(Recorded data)
________________________________________

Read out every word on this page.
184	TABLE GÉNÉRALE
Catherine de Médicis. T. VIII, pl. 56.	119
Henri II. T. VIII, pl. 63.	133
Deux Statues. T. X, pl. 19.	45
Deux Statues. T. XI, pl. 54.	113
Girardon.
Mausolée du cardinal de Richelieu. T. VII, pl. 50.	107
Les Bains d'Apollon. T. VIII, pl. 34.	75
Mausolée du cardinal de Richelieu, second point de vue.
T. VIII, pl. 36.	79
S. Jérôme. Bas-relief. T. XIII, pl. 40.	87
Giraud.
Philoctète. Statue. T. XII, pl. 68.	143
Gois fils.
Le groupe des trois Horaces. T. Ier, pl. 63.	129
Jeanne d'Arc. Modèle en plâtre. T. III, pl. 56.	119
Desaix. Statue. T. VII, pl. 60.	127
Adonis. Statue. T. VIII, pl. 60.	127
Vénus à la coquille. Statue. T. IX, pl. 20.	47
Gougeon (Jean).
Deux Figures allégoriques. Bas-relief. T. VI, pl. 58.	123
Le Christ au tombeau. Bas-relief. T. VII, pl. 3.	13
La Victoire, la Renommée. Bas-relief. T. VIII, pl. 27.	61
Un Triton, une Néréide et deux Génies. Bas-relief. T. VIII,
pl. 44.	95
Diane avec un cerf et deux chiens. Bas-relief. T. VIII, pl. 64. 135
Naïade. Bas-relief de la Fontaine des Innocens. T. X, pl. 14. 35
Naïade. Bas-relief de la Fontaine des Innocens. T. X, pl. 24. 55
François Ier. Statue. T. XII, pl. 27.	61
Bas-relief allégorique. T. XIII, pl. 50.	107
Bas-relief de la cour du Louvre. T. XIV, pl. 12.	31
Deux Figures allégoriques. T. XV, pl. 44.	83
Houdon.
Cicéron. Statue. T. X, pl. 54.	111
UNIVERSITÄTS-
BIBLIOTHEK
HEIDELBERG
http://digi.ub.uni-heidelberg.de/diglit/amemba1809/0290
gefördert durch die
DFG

________________________________________

Task to complete ->
Pick out each line in the material containing "Mausolée".

Response ->
Mausolée du cardinal de Richelieu. T. VII, pl. 50.	107
Mausolée du cardinal de Richelieu, second point de vue.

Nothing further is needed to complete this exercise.